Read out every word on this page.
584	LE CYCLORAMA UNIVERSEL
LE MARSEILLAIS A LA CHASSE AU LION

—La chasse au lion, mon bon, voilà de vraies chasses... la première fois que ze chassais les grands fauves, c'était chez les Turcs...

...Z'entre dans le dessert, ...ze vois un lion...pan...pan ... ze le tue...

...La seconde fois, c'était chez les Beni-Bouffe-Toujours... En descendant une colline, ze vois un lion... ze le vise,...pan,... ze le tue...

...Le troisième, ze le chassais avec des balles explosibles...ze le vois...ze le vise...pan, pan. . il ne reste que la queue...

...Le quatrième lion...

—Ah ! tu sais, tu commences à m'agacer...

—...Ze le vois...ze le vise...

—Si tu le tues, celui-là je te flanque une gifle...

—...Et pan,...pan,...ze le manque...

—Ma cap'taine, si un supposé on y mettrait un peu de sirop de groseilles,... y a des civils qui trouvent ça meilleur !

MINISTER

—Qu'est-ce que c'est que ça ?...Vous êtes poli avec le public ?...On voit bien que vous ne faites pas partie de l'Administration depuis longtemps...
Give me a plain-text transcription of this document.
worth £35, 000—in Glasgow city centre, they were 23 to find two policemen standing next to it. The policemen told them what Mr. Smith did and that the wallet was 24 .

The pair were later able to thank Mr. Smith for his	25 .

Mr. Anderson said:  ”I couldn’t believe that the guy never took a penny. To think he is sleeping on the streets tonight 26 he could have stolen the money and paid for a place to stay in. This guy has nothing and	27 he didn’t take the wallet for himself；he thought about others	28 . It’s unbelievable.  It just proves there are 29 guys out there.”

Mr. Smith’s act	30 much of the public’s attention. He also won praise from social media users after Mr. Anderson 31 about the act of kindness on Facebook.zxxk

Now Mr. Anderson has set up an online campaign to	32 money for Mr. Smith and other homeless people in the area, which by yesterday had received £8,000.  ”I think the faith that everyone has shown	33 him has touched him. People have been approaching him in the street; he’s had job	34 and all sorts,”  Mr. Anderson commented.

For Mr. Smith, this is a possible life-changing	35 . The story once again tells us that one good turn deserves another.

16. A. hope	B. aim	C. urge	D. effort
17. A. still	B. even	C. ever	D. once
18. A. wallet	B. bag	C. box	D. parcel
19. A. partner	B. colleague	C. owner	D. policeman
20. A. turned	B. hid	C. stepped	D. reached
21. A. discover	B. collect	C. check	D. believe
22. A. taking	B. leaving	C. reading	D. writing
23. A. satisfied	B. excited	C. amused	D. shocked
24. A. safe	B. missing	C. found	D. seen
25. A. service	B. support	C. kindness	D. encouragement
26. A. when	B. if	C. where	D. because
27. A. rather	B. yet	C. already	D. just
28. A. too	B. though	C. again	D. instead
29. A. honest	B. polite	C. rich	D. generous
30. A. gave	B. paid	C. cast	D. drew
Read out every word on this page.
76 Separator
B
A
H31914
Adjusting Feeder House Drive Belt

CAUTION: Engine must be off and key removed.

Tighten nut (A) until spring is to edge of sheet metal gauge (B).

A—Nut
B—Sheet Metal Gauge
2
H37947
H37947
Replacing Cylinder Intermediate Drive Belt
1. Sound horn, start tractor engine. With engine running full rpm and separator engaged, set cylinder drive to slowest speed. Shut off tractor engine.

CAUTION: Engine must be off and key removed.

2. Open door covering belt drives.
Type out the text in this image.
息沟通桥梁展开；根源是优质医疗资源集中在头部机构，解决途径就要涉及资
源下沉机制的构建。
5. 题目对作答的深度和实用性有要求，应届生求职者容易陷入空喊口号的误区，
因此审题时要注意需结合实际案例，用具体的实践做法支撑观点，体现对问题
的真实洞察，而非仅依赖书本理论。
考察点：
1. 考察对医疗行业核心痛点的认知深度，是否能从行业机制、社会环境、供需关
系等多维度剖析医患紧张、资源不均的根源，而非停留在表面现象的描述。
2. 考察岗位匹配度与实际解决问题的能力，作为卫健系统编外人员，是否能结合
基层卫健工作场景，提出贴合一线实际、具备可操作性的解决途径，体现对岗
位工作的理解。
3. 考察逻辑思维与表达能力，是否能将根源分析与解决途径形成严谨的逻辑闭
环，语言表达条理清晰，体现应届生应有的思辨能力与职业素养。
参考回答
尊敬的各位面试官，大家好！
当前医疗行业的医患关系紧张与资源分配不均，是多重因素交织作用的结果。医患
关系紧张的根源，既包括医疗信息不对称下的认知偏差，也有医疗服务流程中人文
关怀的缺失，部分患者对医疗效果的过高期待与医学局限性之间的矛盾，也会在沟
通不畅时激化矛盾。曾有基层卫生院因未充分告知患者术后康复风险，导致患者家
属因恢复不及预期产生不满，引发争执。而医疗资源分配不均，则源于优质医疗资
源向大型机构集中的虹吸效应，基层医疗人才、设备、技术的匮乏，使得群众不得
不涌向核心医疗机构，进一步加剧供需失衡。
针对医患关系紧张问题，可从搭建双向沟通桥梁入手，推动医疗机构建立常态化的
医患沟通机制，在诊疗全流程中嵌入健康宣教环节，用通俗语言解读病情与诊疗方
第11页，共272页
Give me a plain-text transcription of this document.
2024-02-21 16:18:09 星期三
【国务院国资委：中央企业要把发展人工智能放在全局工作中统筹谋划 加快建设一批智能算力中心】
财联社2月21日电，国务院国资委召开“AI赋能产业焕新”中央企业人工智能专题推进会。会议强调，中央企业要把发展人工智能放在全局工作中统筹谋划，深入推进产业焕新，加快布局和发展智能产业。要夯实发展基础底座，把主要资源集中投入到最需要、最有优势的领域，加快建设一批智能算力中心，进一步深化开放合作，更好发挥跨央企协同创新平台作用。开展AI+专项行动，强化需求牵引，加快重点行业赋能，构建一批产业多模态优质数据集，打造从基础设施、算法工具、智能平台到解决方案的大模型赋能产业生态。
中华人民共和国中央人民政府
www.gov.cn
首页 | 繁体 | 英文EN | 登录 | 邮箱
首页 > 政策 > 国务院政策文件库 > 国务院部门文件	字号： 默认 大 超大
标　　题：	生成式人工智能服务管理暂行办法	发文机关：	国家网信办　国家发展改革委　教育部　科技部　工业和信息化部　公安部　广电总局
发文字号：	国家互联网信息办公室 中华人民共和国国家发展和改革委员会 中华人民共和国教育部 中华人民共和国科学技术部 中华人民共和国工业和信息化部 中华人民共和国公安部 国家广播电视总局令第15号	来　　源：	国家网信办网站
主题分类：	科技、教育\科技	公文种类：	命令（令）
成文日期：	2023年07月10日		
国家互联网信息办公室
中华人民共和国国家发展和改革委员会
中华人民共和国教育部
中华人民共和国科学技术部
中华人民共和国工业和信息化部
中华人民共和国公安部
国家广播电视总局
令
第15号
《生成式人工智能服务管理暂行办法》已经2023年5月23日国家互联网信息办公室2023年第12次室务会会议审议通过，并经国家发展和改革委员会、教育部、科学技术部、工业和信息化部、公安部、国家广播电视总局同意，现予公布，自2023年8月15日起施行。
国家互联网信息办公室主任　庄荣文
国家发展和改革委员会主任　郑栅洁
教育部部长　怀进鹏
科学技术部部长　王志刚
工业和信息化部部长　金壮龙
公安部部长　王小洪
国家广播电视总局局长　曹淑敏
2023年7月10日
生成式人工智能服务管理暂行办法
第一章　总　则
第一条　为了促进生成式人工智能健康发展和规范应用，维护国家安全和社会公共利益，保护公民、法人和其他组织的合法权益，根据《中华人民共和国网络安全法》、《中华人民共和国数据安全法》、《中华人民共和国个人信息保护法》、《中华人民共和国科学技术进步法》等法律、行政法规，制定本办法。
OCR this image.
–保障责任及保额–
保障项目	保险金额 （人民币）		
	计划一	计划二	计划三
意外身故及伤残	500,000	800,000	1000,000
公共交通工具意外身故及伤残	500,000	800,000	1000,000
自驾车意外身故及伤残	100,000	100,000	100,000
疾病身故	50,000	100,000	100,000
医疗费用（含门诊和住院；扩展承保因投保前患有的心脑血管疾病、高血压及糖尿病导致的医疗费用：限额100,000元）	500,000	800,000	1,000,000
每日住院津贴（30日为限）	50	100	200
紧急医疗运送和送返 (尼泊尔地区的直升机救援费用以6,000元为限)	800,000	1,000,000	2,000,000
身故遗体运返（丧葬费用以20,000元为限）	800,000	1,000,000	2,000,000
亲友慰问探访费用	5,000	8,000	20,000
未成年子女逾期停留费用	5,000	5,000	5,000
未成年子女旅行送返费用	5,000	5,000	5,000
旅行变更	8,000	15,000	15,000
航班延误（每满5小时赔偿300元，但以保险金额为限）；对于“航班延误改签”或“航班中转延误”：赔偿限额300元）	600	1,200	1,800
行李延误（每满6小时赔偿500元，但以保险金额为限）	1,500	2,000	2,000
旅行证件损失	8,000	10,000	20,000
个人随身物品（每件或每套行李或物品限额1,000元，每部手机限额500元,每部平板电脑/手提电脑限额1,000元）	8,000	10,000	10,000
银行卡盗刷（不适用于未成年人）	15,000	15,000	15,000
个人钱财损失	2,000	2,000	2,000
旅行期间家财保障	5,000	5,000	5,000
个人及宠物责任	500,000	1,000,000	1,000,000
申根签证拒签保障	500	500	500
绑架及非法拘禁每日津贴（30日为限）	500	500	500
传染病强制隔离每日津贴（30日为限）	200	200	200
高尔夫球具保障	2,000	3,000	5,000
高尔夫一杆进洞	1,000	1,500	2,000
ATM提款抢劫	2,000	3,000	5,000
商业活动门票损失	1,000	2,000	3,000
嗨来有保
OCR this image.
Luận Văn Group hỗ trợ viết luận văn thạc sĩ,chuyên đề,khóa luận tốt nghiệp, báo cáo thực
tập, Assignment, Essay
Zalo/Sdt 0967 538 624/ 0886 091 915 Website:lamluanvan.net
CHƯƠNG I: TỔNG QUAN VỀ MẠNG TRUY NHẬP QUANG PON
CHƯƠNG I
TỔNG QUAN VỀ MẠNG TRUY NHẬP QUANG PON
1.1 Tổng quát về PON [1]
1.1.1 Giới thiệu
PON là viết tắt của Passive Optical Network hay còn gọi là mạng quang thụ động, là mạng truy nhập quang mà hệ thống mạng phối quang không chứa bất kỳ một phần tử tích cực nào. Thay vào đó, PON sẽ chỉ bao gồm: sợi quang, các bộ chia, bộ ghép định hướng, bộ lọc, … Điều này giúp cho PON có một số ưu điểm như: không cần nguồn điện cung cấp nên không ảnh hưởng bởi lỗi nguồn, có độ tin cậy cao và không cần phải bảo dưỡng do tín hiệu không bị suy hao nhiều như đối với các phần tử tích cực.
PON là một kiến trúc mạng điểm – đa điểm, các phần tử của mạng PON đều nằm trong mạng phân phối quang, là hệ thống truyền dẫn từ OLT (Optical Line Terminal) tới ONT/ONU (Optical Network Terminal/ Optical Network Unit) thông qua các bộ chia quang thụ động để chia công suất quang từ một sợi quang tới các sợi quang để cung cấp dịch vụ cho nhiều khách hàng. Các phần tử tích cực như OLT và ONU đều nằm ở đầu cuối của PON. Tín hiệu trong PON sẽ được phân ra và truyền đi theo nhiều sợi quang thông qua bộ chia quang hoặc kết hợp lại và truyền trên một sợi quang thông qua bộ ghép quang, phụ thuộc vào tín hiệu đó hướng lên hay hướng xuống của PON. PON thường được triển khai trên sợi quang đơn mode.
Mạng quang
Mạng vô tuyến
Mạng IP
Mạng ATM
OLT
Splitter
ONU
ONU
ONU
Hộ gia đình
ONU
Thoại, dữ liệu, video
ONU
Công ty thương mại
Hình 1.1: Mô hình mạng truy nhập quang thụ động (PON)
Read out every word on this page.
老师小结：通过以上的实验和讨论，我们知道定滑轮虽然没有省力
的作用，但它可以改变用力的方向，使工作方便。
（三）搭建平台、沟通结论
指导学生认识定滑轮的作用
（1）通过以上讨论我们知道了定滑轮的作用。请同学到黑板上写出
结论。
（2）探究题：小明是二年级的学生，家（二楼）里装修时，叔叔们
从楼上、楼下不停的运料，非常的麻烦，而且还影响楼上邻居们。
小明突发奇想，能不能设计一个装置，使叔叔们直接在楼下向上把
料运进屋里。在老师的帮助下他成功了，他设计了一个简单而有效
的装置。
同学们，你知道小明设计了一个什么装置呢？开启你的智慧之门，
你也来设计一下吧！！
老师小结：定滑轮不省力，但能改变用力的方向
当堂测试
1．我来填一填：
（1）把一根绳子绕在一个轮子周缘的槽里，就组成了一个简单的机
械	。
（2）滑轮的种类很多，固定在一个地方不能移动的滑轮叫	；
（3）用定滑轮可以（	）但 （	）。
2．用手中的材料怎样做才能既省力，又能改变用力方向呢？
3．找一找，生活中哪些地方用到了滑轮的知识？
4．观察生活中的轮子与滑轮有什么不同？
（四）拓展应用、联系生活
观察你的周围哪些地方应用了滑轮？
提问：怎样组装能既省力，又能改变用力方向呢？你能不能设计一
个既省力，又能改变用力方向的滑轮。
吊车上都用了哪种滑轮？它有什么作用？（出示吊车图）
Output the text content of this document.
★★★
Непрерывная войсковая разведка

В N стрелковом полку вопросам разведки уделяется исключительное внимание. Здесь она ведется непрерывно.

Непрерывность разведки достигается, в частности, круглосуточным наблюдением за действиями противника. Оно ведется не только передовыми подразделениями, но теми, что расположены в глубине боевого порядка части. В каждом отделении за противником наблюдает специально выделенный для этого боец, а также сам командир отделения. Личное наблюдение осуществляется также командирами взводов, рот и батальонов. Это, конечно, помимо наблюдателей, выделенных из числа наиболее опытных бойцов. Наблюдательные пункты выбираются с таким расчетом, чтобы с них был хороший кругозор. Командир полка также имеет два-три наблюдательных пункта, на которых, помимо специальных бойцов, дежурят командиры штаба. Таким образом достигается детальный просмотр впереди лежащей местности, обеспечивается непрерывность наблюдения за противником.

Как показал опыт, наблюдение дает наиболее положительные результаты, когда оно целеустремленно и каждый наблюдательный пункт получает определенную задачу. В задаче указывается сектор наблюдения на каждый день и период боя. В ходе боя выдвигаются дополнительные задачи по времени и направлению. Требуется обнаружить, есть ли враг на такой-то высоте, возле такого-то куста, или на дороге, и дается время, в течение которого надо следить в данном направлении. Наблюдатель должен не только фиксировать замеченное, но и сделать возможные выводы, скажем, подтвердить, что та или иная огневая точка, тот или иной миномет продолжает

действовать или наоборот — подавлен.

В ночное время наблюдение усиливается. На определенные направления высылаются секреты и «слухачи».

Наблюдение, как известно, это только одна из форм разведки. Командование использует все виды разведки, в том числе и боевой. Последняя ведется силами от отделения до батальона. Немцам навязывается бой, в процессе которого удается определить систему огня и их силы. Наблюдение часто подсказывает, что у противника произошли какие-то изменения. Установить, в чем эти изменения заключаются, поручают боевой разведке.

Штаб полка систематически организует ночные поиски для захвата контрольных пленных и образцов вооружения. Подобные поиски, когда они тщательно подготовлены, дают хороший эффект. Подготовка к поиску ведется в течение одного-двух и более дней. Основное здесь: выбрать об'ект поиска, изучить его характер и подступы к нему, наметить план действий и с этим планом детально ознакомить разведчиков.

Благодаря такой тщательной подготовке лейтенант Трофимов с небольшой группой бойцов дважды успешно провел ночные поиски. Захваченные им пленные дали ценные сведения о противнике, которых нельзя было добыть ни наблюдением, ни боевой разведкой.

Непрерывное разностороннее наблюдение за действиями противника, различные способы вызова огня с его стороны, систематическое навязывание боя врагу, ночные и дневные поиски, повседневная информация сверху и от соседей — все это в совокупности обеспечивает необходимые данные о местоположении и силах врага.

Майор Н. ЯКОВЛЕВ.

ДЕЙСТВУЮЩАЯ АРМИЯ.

▶ **Written problem**:
Determine the count of lines in the data above with the string "бойцов" in them, and give that count alone.

▶ **Result of the task**:
2